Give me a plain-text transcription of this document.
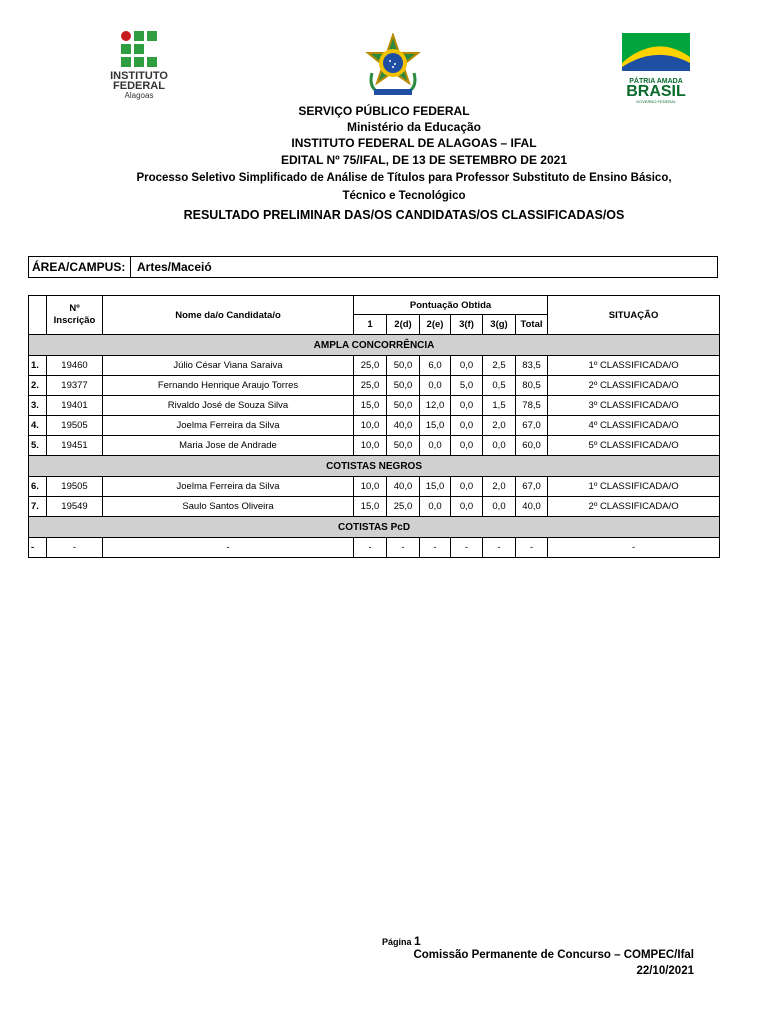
INSTITUTO
FEDERAL
Alagoas
PÁTRIA AMADA
BRASIL
GOVERNO FEDERAL
SERVIÇO PÚBLICO FEDERAL
Ministério da Educação
INSTITUTO FEDERAL DE ALAGOAS – IFAL
EDITAL Nº 75/IFAL, DE 13 DE SETEMBRO DE 2021
Processo Seletivo Simplificado de Análise de Títulos para Professor Substituto de Ensino Básico,
Técnico e Tecnológico
RESULTADO PRELIMINAR DAS/OS CANDIDATAS/OS CLASSIFICADAS/OS
ÁREA/CAMPUS: Artes/Maceió
	Nº
Inscrição	Nome da/o Candidata/o	Pontuação Obtida						SITUAÇÃO
			1	2(d)	2(e)	3(f)	3(g)	Total	
AMPLA CONCORRÊNCIA									
1.	19460	Júlio César Viana Saraiva	25,0	50,0	6,0	0,0	2,5	83,5	1º CLASSIFICADA/O
2.	19377	Fernando Henrique Araujo Torres	25,0	50,0	0,0	5,0	0,5	80,5	2º CLASSIFICADA/O
3.	19401	Rivaldo José de Souza Silva	15,0	50,0	12,0	0,0	1,5	78,5	3º CLASSIFICADA/O
4.	19505	Joelma Ferreira da Silva	10,0	40,0	15,0	0,0	2,0	67,0	4º CLASSIFICADA/O
5.	19451	Maria Jose de Andrade	10,0	50,0	0,0	0,0	0,0	60,0	5º CLASSIFICADA/O
COTISTAS NEGROS									
6.	19505	Joelma Ferreira da Silva	10,0	40,0	15,0	0,0	2,0	67,0	1º CLASSIFICADA/O
7.	19549	Saulo Santos Oliveira	15,0	25,0	0,0	0,0	0,0	40,0	2º CLASSIFICADA/O
COTISTAS PcD									
-	-	-	-	-	-	-	-	-	-
Página 1
Comissão Permanente de Concurso – COMPEC/Ifal
22/10/2021
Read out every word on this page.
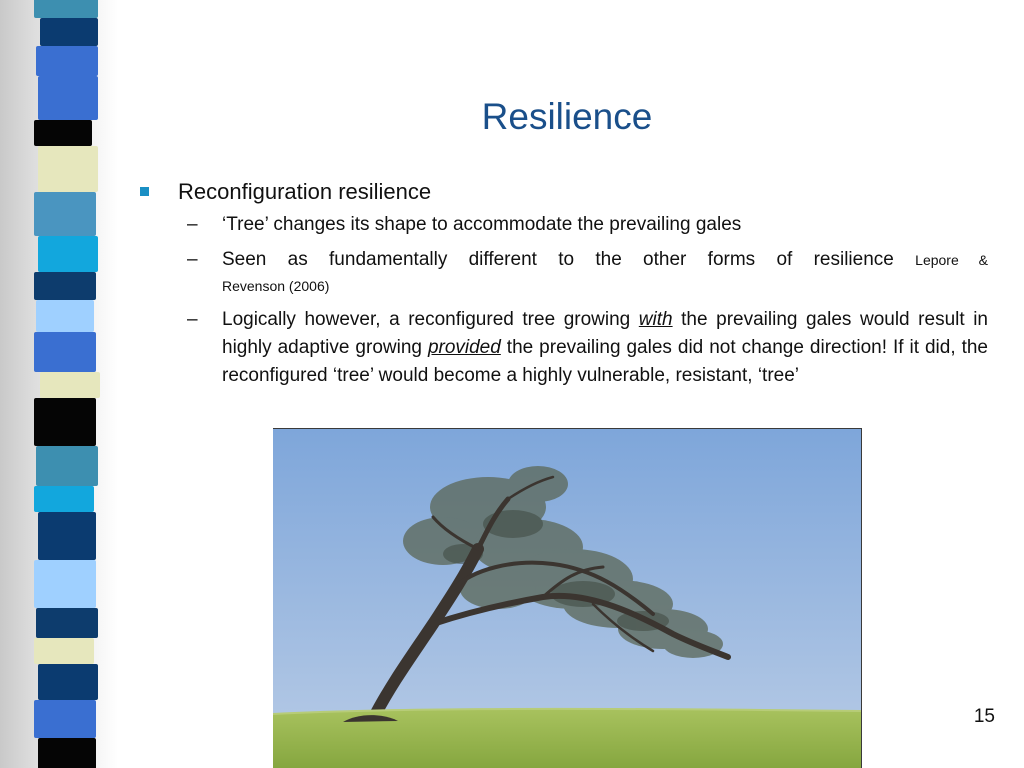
Resilience
Reconfiguration resilience
– ‘Tree’ changes its shape to accommodate the prevailing gales
– Seen as fundamentally different to the other forms of resilience Lepore &
Revenson (2006)
– Logically however, a reconfigured tree growing with the prevailing gales would result in highly adaptive growing provided the prevailing gales did not change direction! If it did, the reconfigured ‘tree’ would become a highly vulnerable, resistant, ‘tree’
15
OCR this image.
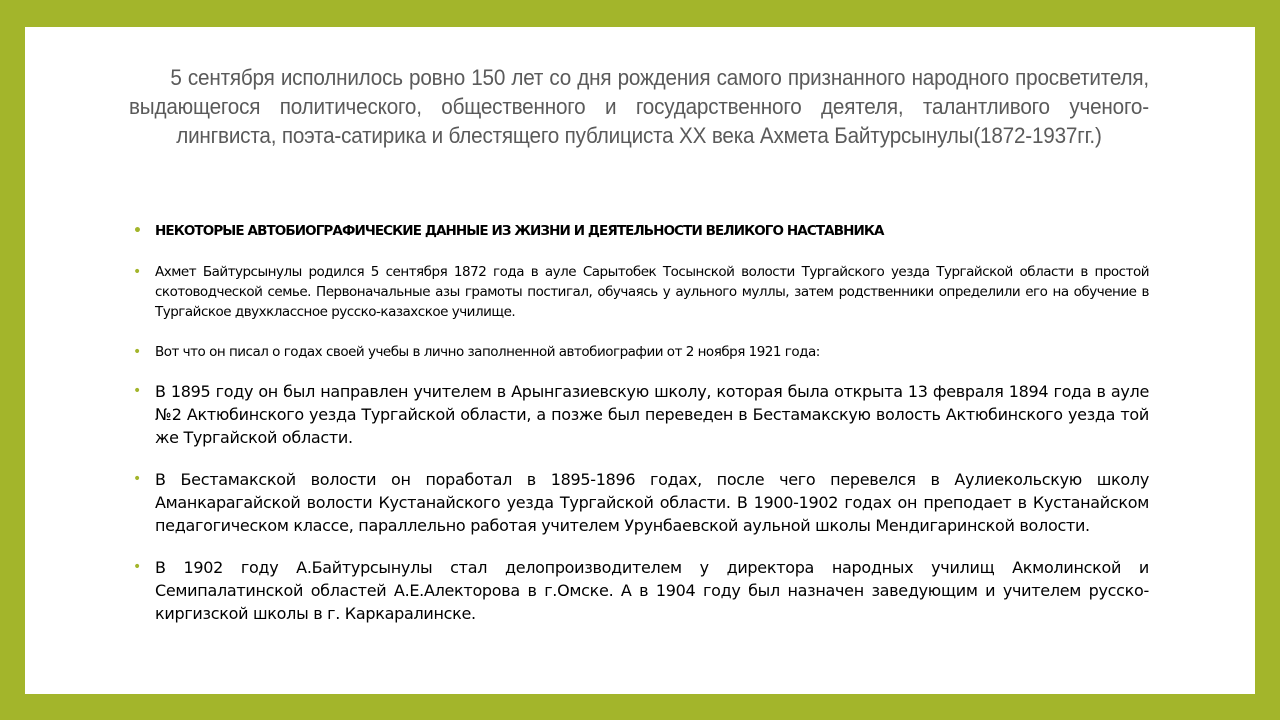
5 сентября исполнилось ровно 150 лет со дня рождения самого признанного народного просветителя, выдающегося политического, общественного и государственного деятеля, талантливого ученого-лингвиста, поэта-сатирика и блестящего публициста XX века Ахмета Байтурсынулы(1872-1937гг.)
• НЕКОТОРЫЕ АВТОБИОГРАФИЧЕСКИЕ ДАННЫЕ ИЗ ЖИЗНИ И ДЕЯТЕЛЬНОСТИ ВЕЛИКОГО НАСТАВНИКА
• Ахмет Байтурсынулы родился 5 сентября 1872 года в ауле Сарытобек Тосынской волости Тургайского уезда Тургайской области в простой скотоводческой семье. Первоначальные азы грамоты постигал, обучаясь у аульного муллы, затем родственники определили его на обучение в Тургайское двухклассное русско-казахское училище.
• Вот что он писал о годах своей учебы в лично заполненной автобиографии от 2 ноября 1921 года:
• В 1895 году он был направлен учителем в Арынгазиевскую школу, которая была открыта 13 февраля 1894 года в ауле №2 Актюбинского уезда Тургайской области, а позже был переведен в Бестамакскую волость Актюбинского уезда той же Тургайской области.
• В Бестамакской волости он поработал в 1895-1896 годах, после чего перевелся в Аулиекольскую школу Аманкарагайской волости Кустанайского уезда Тургайской области. В 1900-1902 годах он преподает в Кустанайском педагогическом классе, параллельно работая учителем Урунбаевской аульной школы Мендигаринской волости.
• В 1902 году А.Байтурсынулы стал делопроизводителем у директора народных училищ Акмолинской и Семипалатинской областей А.Е.Алекторова в г.Омске. А в 1904 году был назначен заведующим и учителем русско-киргизской школы в г. Каркаралинске.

*Task statement*.
Across the records above, count the lines holding "this" and reply with that number alone.

*Output of the exercise*.
3